* _YOUR GOAL_
Transcribe all records exactly.
Begin DATA SECTION
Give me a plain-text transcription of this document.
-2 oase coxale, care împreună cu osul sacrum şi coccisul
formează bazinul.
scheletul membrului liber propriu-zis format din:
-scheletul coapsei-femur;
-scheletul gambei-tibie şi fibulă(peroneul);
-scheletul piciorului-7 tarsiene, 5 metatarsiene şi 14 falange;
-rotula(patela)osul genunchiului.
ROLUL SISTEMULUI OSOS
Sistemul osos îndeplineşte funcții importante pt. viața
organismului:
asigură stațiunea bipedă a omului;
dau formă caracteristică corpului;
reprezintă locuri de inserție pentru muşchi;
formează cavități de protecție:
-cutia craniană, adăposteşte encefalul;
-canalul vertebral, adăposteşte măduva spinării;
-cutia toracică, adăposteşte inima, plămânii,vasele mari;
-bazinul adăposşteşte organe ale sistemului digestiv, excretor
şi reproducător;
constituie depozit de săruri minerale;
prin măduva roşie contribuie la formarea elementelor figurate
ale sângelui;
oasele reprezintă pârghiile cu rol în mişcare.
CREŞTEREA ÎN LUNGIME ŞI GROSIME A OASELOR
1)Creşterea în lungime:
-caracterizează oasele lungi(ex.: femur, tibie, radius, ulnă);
End DATA SECTION
* _SOLUTION_
Give me a plain-text transcription of this document.
-2 oase coxale, care împreună cu osul sacrum şi coccisul
formează bazinul.
scheletul membrului liber propriu-zis format din:
-scheletul coapsei-femur;
-scheletul gambei-tibie şi fibulă(peroneul);
-scheletul piciorului-7 tarsiene, 5 metatarsiene şi 14 falange;
-rotula(patela)osul genunchiului.
ROLUL SISTEMULUI OSOS
Sistemul osos îndeplineşte funcții importante pt. viața
organismului:
asigură stațiunea bipedă a omului;
dau formă caracteristică corpului;
reprezintă locuri de inserție pentru muşchi;
formează cavități de protecție:
-cutia craniană, adăposteşte encefalul;
-canalul vertebral, adăposteşte măduva spinării;
-cutia toracică, adăposteşte inima, plămânii,vasele mari;
-bazinul adăposşteşte organe ale sistemului digestiv, excretor
şi reproducător;
constituie depozit de săruri minerale;
prin măduva roşie contribuie la formarea elementelor figurate
ale sângelui;
oasele reprezintă pârghiile cu rol în mişcare.
CREŞTEREA ÎN LUNGIME ŞI GROSIME A OASELOR
1)Creşterea în lungime:
-caracterizează oasele lungi(ex.: femur, tibie, radius, ulnă);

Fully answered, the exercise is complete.